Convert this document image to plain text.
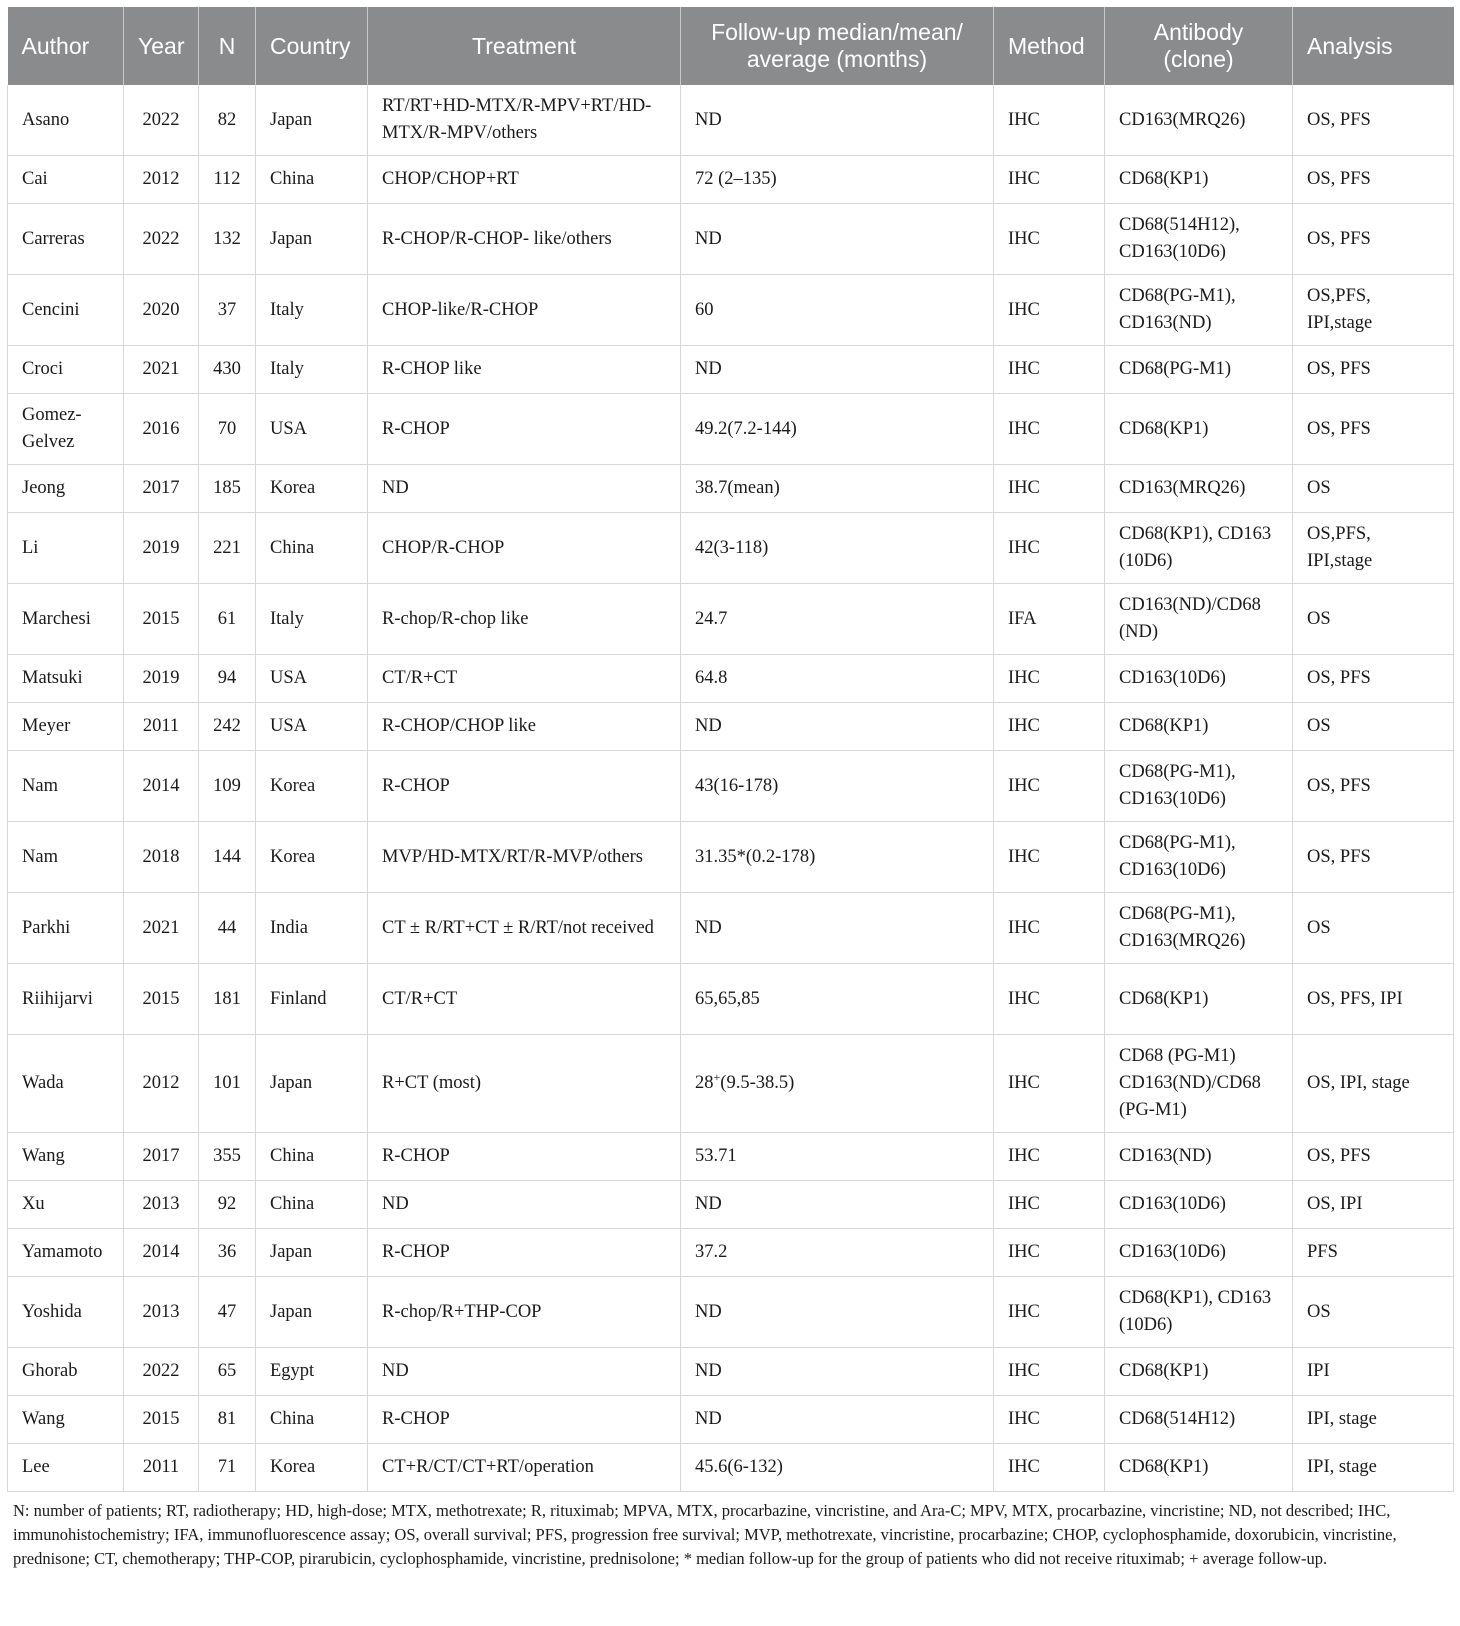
Author	Year	N	Country	Treatment	Follow-up median/mean/ average (months)	Method	Antibody (clone)	Analysis
Asano	2022	82	Japan	RT/RT+HD-MTX/R-MPV+RT/HD-MTX/R-MPV/others	ND	IHC	CD163(MRQ26)	OS, PFS
Cai	2012	112	China	CHOP/CHOP+RT	72 (2–135)	IHC	CD68(KP1)	OS, PFS
Carreras	2022	132	Japan	R-CHOP/R-CHOP- like/others	ND	IHC	CD68(514H12), CD163(10D6)	OS, PFS
Cencini	2020	37	Italy	CHOP-like/R-CHOP	60	IHC	CD68(PG-M1), CD163(ND)	OS,PFS, IPI,stage
Croci	2021	430	Italy	R-CHOP like	ND	IHC	CD68(PG-M1)	OS, PFS
Gomez-Gelvez	2016	70	USA	R-CHOP	49.2(7.2-144)	IHC	CD68(KP1)	OS, PFS
Jeong	2017	185	Korea	ND	38.7(mean)	IHC	CD163(MRQ26)	OS
Li	2019	221	China	CHOP/R-CHOP	42(3-118)	IHC	CD68(KP1), CD163 (10D6)	OS,PFS, IPI,stage
Marchesi	2015	61	Italy	R-chop/R-chop like	24.7	IFA	CD163(ND)/CD68 (ND)	OS
Matsuki	2019	94	USA	CT/R+CT	64.8	IHC	CD163(10D6)	OS, PFS
Meyer	2011	242	USA	R-CHOP/CHOP like	ND	IHC	CD68(KP1)	OS
Nam	2014	109	Korea	R-CHOP	43(16-178)	IHC	CD68(PG-M1), CD163(10D6)	OS, PFS
Nam	2018	144	Korea	MVP/HD-MTX/RT/R-MVP/others	31.35*(0.2-178)	IHC	CD68(PG-M1), CD163(10D6)	OS, PFS
Parkhi	2021	44	India	CT ± R/RT+CT ± R/RT/not received	ND	IHC	CD68(PG-M1), CD163(MRQ26)	OS
Riihijarvi	2015	181	Finland	CT/R+CT	65,65,85	IHC	CD68(KP1)	OS, PFS, IPI
Wada	2012	101	Japan	R+CT (most)	28+(9.5-38.5)	IHC	CD68 (PG-M1) CD163(ND)/CD68 (PG-M1)	OS, IPI, stage
Wang	2017	355	China	R-CHOP	53.71	IHC	CD163(ND)	OS, PFS
Xu	2013	92	China	ND	ND	IHC	CD163(10D6)	OS, IPI
Yamamoto	2014	36	Japan	R-CHOP	37.2	IHC	CD163(10D6)	PFS
Yoshida	2013	47	Japan	R-chop/R+THP-COP	ND	IHC	CD68(KP1), CD163 (10D6)	OS
Ghorab	2022	65	Egypt	ND	ND	IHC	CD68(KP1)	IPI
Wang	2015	81	China	R-CHOP	ND	IHC	CD68(514H12)	IPI, stage
Lee	2011	71	Korea	CT+R/CT/CT+RT/operation	45.6(6-132)	IHC	CD68(KP1)	IPI, stage
N: number of patients; RT, radiotherapy; HD, high-dose; MTX, methotrexate; R, rituximab; MPVA, MTX, procarbazine, vincristine, and Ara-C; MPV, MTX, procarbazine, vincristine; ND, not described; IHC, immunohistochemistry; IFA, immunofluorescence assay; OS, overall survival; PFS, progression free survival; MVP, methotrexate, vincristine, procarbazine; CHOP, cyclophosphamide, doxorubicin, vincristine, prednisone; CT, chemotherapy; THP-COP, pirarubicin, cyclophosphamide, vincristine, prednisolone; * median follow-up for the group of patients who did not receive rituximab; + average follow-up.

┄┄┄┄┄┄┄┄┄┄┄┄┄┄┄┄┄┄┄┄

If a line in the records above holds the string "Japan", copy it out.

**Response for this exercise**:
Asano	2022	82	Japan	RT/RT+HD-MTX/R-MPV+RT/HD-MTX/R-MPV/others	ND	IHC	CD163(MRQ26)	OS, PFS
Carreras	2022	132	Japan	R-CHOP/R-CHOP- like/others	ND	IHC	CD68(514H12), CD163(10D6)	OS, PFS
Wada	2012	101	Japan	R+CT (most)	28+(9.5-38.5)	IHC	CD68 (PG-M1) CD163(ND)/CD68 (PG-M1)	OS, IPI, stage
Yamamoto	2014	36	Japan	R-CHOP	37.2	IHC	CD163(10D6)	PFS
Yoshida	2013	47	Japan	R-chop/R+THP-COP	ND	IHC	CD68(KP1), CD163 (10D6)	OS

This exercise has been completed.